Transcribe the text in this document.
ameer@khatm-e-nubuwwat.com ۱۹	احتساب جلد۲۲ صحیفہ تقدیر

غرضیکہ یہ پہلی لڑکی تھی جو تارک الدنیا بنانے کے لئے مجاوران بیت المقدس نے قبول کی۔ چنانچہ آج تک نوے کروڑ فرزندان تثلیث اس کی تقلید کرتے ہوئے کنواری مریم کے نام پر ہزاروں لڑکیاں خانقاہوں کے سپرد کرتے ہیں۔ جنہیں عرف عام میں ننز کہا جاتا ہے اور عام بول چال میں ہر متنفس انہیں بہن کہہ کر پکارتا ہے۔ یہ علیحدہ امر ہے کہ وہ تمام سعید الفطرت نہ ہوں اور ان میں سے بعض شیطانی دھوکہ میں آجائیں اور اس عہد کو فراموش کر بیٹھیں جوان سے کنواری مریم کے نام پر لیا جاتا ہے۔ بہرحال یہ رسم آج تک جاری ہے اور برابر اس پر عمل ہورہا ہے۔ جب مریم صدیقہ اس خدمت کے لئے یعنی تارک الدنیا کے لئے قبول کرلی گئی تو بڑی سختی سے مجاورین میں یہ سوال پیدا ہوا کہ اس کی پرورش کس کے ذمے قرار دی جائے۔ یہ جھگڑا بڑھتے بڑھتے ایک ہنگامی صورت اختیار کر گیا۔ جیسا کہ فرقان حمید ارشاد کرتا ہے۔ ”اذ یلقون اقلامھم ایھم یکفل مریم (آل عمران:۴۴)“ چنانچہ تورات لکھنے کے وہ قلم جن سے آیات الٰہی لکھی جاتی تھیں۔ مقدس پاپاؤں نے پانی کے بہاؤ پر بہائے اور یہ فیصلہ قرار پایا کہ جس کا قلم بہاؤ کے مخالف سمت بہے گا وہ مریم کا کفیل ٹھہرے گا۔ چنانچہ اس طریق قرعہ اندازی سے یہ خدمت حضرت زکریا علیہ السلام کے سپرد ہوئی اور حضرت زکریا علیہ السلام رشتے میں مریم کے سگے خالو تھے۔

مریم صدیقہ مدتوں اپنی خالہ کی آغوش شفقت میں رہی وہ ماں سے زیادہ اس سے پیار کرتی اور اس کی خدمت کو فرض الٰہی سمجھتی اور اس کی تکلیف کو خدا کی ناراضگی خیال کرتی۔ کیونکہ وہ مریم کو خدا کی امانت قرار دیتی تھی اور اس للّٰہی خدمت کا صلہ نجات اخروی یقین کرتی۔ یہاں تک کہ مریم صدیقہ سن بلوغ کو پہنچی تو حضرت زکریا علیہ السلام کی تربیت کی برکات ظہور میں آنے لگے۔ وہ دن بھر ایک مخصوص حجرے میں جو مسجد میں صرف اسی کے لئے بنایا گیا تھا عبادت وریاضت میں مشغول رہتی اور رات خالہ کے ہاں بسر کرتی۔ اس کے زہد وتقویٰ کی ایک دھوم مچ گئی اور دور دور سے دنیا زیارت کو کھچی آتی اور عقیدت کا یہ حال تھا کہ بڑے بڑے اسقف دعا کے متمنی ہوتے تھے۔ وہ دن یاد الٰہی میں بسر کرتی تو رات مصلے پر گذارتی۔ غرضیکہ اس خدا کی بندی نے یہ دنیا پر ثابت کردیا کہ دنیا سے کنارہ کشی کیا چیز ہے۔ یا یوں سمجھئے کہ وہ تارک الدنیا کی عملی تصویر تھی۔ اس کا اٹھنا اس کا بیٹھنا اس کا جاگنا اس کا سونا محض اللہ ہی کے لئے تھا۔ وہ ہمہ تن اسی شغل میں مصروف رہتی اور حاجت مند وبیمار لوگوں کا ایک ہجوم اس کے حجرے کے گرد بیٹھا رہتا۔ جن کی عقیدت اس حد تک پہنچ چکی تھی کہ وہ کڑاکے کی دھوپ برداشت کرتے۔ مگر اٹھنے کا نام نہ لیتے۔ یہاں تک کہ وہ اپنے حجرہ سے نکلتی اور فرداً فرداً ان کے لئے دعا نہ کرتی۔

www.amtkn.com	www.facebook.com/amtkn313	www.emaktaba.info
= = = = = = =
#### EXERCISE AIM:
Give back the data above exactly as it appears.

#### SOLUTION FOR THIS PROBLEM:
Transcribe the text in this document.
ameer@khatm-e-nubuwwat.com ۱۹	احتساب جلد۲۲ صحیفہ تقدیر

غرضیکہ یہ پہلی لڑکی تھی جو تارک الدنیا بنانے کے لئے مجاوران بیت المقدس نے قبول کی۔ چنانچہ آج تک نوے کروڑ فرزندان تثلیث اس کی تقلید کرتے ہوئے کنواری مریم کے نام پر ہزاروں لڑکیاں خانقاہوں کے سپرد کرتے ہیں۔ جنہیں عرف عام میں ننز کہا جاتا ہے اور عام بول چال میں ہر متنفس انہیں بہن کہہ کر پکارتا ہے۔ یہ علیحدہ امر ہے کہ وہ تمام سعید الفطرت نہ ہوں اور ان میں سے بعض شیطانی دھوکہ میں آجائیں اور اس عہد کو فراموش کر بیٹھیں جوان سے کنواری مریم کے نام پر لیا جاتا ہے۔ بہرحال یہ رسم آج تک جاری ہے اور برابر اس پر عمل ہورہا ہے۔ جب مریم صدیقہ اس خدمت کے لئے یعنی تارک الدنیا کے لئے قبول کرلی گئی تو بڑی سختی سے مجاورین میں یہ سوال پیدا ہوا کہ اس کی پرورش کس کے ذمے قرار دی جائے۔ یہ جھگڑا بڑھتے بڑھتے ایک ہنگامی صورت اختیار کر گیا۔ جیسا کہ فرقان حمید ارشاد کرتا ہے۔ ”اذ یلقون اقلامھم ایھم یکفل مریم (آل عمران:۴۴)“ چنانچہ تورات لکھنے کے وہ قلم جن سے آیات الٰہی لکھی جاتی تھیں۔ مقدس پاپاؤں نے پانی کے بہاؤ پر بہائے اور یہ فیصلہ قرار پایا کہ جس کا قلم بہاؤ کے مخالف سمت بہے گا وہ مریم کا کفیل ٹھہرے گا۔ چنانچہ اس طریق قرعہ اندازی سے یہ خدمت حضرت زکریا علیہ السلام کے سپرد ہوئی اور حضرت زکریا علیہ السلام رشتے میں مریم کے سگے خالو تھے۔

مریم صدیقہ مدتوں اپنی خالہ کی آغوش شفقت میں رہی وہ ماں سے زیادہ اس سے پیار کرتی اور اس کی خدمت کو فرض الٰہی سمجھتی اور اس کی تکلیف کو خدا کی ناراضگی خیال کرتی۔ کیونکہ وہ مریم کو خدا کی امانت قرار دیتی تھی اور اس للّٰہی خدمت کا صلہ نجات اخروی یقین کرتی۔ یہاں تک کہ مریم صدیقہ سن بلوغ کو پہنچی تو حضرت زکریا علیہ السلام کی تربیت کی برکات ظہور میں آنے لگے۔ وہ دن بھر ایک مخصوص حجرے میں جو مسجد میں صرف اسی کے لئے بنایا گیا تھا عبادت وریاضت میں مشغول رہتی اور رات خالہ کے ہاں بسر کرتی۔ اس کے زہد وتقویٰ کی ایک دھوم مچ گئی اور دور دور سے دنیا زیارت کو کھچی آتی اور عقیدت کا یہ حال تھا کہ بڑے بڑے اسقف دعا کے متمنی ہوتے تھے۔ وہ دن یاد الٰہی میں بسر کرتی تو رات مصلے پر گذارتی۔ غرضیکہ اس خدا کی بندی نے یہ دنیا پر ثابت کردیا کہ دنیا سے کنارہ کشی کیا چیز ہے۔ یا یوں سمجھئے کہ وہ تارک الدنیا کی عملی تصویر تھی۔ اس کا اٹھنا اس کا بیٹھنا اس کا جاگنا اس کا سونا محض اللہ ہی کے لئے تھا۔ وہ ہمہ تن اسی شغل میں مصروف رہتی اور حاجت مند وبیمار لوگوں کا ایک ہجوم اس کے حجرے کے گرد بیٹھا رہتا۔ جن کی عقیدت اس حد تک پہنچ چکی تھی کہ وہ کڑاکے کی دھوپ برداشت کرتے۔ مگر اٹھنے کا نام نہ لیتے۔ یہاں تک کہ وہ اپنے حجرہ سے نکلتی اور فرداً فرداً ان کے لئے دعا نہ کرتی۔

www.amtkn.com	www.facebook.com/amtkn313	www.emaktaba.info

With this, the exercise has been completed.